PROBLEM REQUIREMENTS: Don't copy the pictures; return every other part of the records exactly.

----------

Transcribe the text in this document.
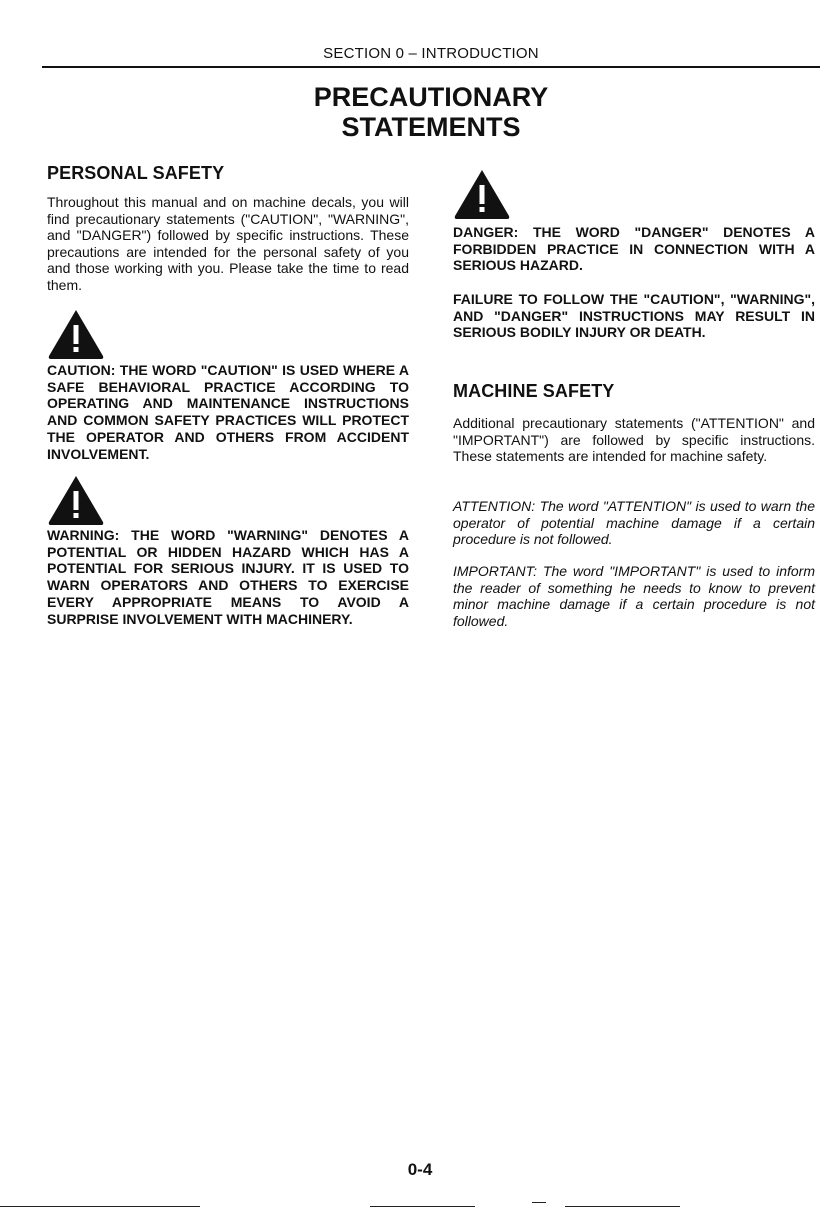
SECTION 0 – INTRODUCTION
PRECAUTIONARY
STATEMENTS
PERSONAL SAFETY
Throughout this manual and on machine decals, you will find precautionary statements ("CAUTION", "WARNING", and "DANGER") followed by specific instructions. These precautions are intended for the personal safety of you and those working with you. Please take the time to read them.
CAUTION: THE WORD "CAUTION" IS USED WHERE A SAFE BEHAVIORAL PRACTICE ACCORDING TO OPERATING AND MAINTENANCE INSTRUCTIONS AND COMMON SAFETY PRACTICES WILL PROTECT THE OPERATOR AND OTHERS FROM ACCIDENT INVOLVEMENT.
WARNING: THE WORD "WARNING" DENOTES A POTENTIAL OR HIDDEN HAZARD WHICH HAS A POTENTIAL FOR SERIOUS INJURY. IT IS USED TO WARN OPERATORS AND OTHERS TO EXERCISE EVERY APPROPRIATE MEANS TO AVOID A SURPRISE INVOLVEMENT WITH MACHINERY.
DANGER: THE WORD "DANGER" DENOTES A FORBIDDEN PRACTICE IN CONNECTION WITH A SERIOUS HAZARD.
FAILURE TO FOLLOW THE "CAUTION", "WARNING", AND "DANGER" INSTRUCTIONS MAY RESULT IN SERIOUS BODILY INJURY OR DEATH.
MACHINE SAFETY
Additional precautionary statements ("ATTENTION" and "IMPORTANT") are followed by specific instructions. These statements are intended for machine safety.
ATTENTION: The word "ATTENTION" is used to warn the operator of potential machine damage if a certain procedure is not followed.
IMPORTANT: The word "IMPORTANT" is used to inform the reader of something he needs to know to prevent minor machine damage if a certain procedure is not followed.
0-4
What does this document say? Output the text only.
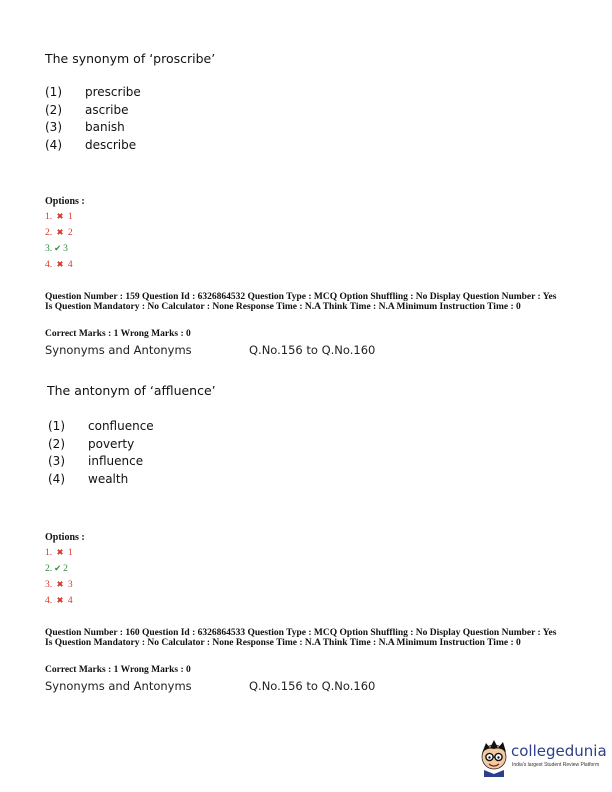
The synonym of ‘proscribe’
(1) prescribe
(2) ascribe
(3) banish
(4) describe
Options :
1. ✖ 1
2. ✖ 2
3. ✔ 3
4. ✖ 4
Question Number : 159 Question Id : 6326864532 Question Type : MCQ Option Shuffling : No Display Question Number : Yes Is Question Mandatory : No Calculator : None Response Time : N.A Think Time : N.A Minimum Instruction Time : 0
Correct Marks : 1 Wrong Marks : 0
Synonyms and Antonyms	Q.No.156 to Q.No.160
The antonym of ‘affluence’
(1) confluence
(2) poverty
(3) influence
(4) wealth
Options :
1. ✖ 1
2. ✔ 2
3. ✖ 3
4. ✖ 4
Question Number : 160 Question Id : 6326864533 Question Type : MCQ Option Shuffling : No Display Question Number : Yes Is Question Mandatory : No Calculator : None Response Time : N.A Think Time : N.A Minimum Instruction Time : 0
Correct Marks : 1 Wrong Marks : 0
Synonyms and Antonyms	Q.No.156 to Q.No.160
collegedunia
India's largest Student Review Platform
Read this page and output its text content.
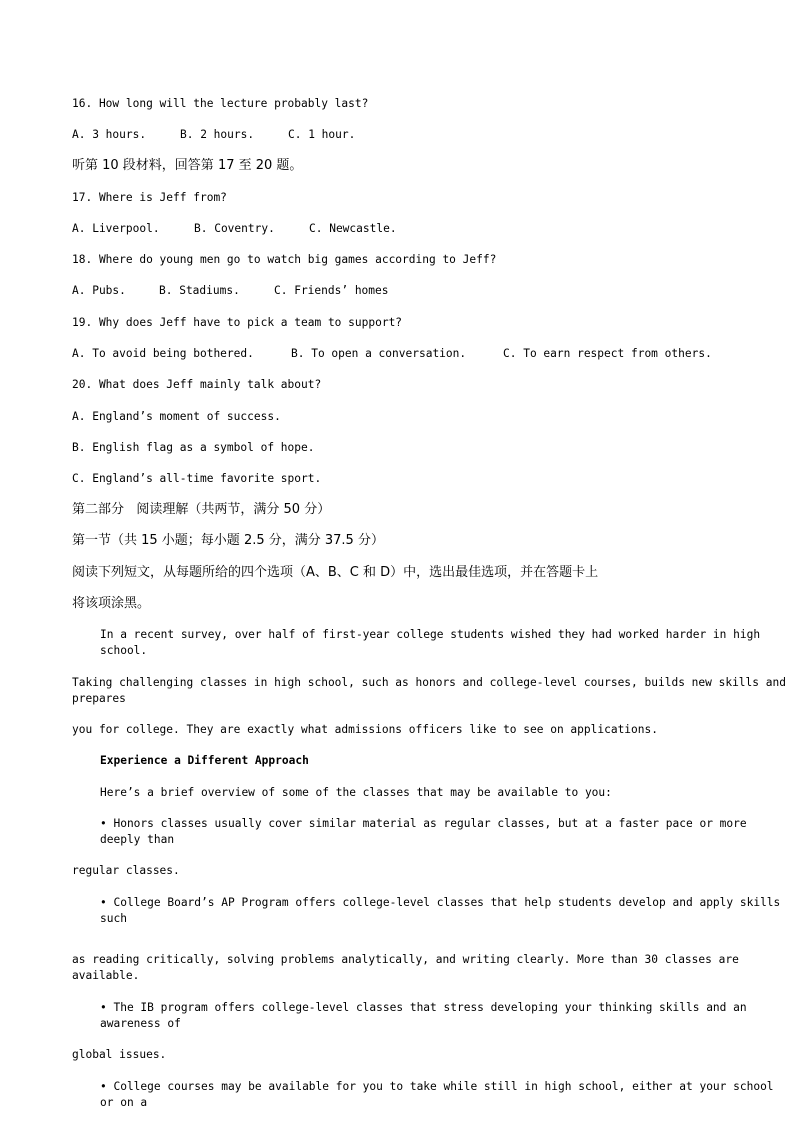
16. How long will the lecture probably last?

A. 3 hours.

	B. 2 hours.

	C. 1 hour.

听第 10 段材料，回答第 17 至 20 题。
17. Where is Jeff from?

A. Liverpool.

	B. Coventry.

	C. Newcastle.

18. Where do young men go to watch big games according to Jeff?

A. Pubs.

	B. Stadiums.

	C. Friends’ homes

19. Why does Jeff have to pick a team to support?

A. To avoid being bothered.

	B. To open a conversation.

	C. To earn respect from others.

20. What does Jeff mainly talk about?
A. England’s moment of success.
B. English flag as a symbol of hope.
C. England’s all-time favorite sport.
第二部分   阅读理解（共两节，满分 50 分）
第一节（共 15 小题；每小题 2.5 分，满分 37.5 分）
阅读下列短文，从每题所给的四个选项（A、B、C 和 D）中，选出最佳选项，并在答题卡上
将该项涂黑。
In a recent survey, over half of first-year college students wished they had worked harder in high school.
Taking challenging classes in high school, such as honors and college-level courses, builds new skills and prepares
you for college. They are exactly what admissions officers like to see on applications.
Experience a Different Approach
Here’s a brief overview of some of the classes that may be available to you:
• Honors classes usually cover similar material as regular classes, but at a faster pace or more deeply than
regular classes.
• College Board’s AP Program offers college-level classes that help students develop and apply skills such
as reading critically, solving problems analytically, and writing clearly. More than 30 classes are available.
• The IB program offers college-level classes that stress developing your thinking skills and an awareness of
global issues.
• College courses may be available for you to take while still in high school, either at your school or on a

----------

TASK RESPONSE:
Transcribe the text in this document.
SECTION 0 – INTRODUCTION
PRECAUTIONARY
STATEMENTS
PERSONAL SAFETY
Throughout this manual and on machine decals, you will find precautionary statements ("CAUTION", "WARNING", and "DANGER") followed by specific instructions. These precautions are intended for the personal safety of you and those working with you. Please take the time to read them.
CAUTION: THE WORD "CAUTION" IS USED WHERE A SAFE BEHAVIORAL PRACTICE ACCORDING TO OPERATING AND MAINTENANCE INSTRUCTIONS AND COMMON SAFETY PRACTICES WILL PROTECT THE OPERATOR AND OTHERS FROM ACCIDENT INVOLVEMENT.
WARNING: THE WORD "WARNING" DENOTES A POTENTIAL OR HIDDEN HAZARD WHICH HAS A POTENTIAL FOR SERIOUS INJURY. IT IS USED TO WARN OPERATORS AND OTHERS TO EXERCISE EVERY APPROPRIATE MEANS TO AVOID A SURPRISE INVOLVEMENT WITH MACHINERY.
DANGER: THE WORD "DANGER" DENOTES A FORBIDDEN PRACTICE IN CONNECTION WITH A SERIOUS HAZARD.
FAILURE TO FOLLOW THE "CAUTION", "WARNING", AND "DANGER" INSTRUCTIONS MAY RESULT IN SERIOUS BODILY INJURY OR DEATH.
MACHINE SAFETY
Additional precautionary statements ("ATTENTION" and "IMPORTANT") are followed by specific instructions. These statements are intended for machine safety.
ATTENTION: The word "ATTENTION" is used to warn the operator of potential machine damage if a certain procedure is not followed.
IMPORTANT: The word "IMPORTANT" is used to inform the reader of something he needs to know to prevent minor machine damage if a certain procedure is not followed.
0-4
What does this document say? Output the text only.
The synonym of ‘proscribe’
(1) prescribe
(2) ascribe
(3) banish
(4) describe
Options :
1. ✖ 1
2. ✖ 2
3. ✔ 3
4. ✖ 4
Question Number : 159 Question Id : 6326864532 Question Type : MCQ Option Shuffling : No Display Question Number : Yes Is Question Mandatory : No Calculator : None Response Time : N.A Think Time : N.A Minimum Instruction Time : 0
Correct Marks : 1 Wrong Marks : 0
Synonyms and Antonyms	Q.No.156 to Q.No.160
The antonym of ‘affluence’
(1) confluence
(2) poverty
(3) influence
(4) wealth
Options :
1. ✖ 1
2. ✔ 2
3. ✖ 3
4. ✖ 4
Question Number : 160 Question Id : 6326864533 Question Type : MCQ Option Shuffling : No Display Question Number : Yes Is Question Mandatory : No Calculator : None Response Time : N.A Think Time : N.A Minimum Instruction Time : 0
Correct Marks : 1 Wrong Marks : 0
Synonyms and Antonyms	Q.No.156 to Q.No.160
collegedunia
India's largest Student Review Platform
Read this page and output its text content.
16. How long will the lecture probably last?

A. 3 hours.

	B. 2 hours.

	C. 1 hour.

听第 10 段材料，回答第 17 至 20 题。
17. Where is Jeff from?

A. Liverpool.

	B. Coventry.

	C. Newcastle.

18. Where do young men go to watch big games according to Jeff?

A. Pubs.

	B. Stadiums.

	C. Friends’ homes

19. Why does Jeff have to pick a team to support?

A. To avoid being bothered.

	B. To open a conversation.

	C. To earn respect from others.

20. What does Jeff mainly talk about?
A. England’s moment of success.
B. English flag as a symbol of hope.
C. England’s all-time favorite sport.
第二部分   阅读理解（共两节，满分 50 分）
第一节（共 15 小题；每小题 2.5 分，满分 37.5 分）
阅读下列短文，从每题所给的四个选项（A、B、C 和 D）中，选出最佳选项，并在答题卡上
将该项涂黑。
In a recent survey, over half of first-year college students wished they had worked harder in high school.
Taking challenging classes in high school, such as honors and college-level courses, builds new skills and prepares
you for college. They are exactly what admissions officers like to see on applications.
Experience a Different Approach
Here’s a brief overview of some of the classes that may be available to you:
• Honors classes usually cover similar material as regular classes, but at a faster pace or more deeply than
regular classes.
• College Board’s AP Program offers college-level classes that help students develop and apply skills such
as reading critically, solving problems analytically, and writing clearly. More than 30 classes are available.
• The IB program offers college-level classes that stress developing your thinking skills and an awareness of
global issues.
• College courses may be available for you to take while still in high school, either at your school or on a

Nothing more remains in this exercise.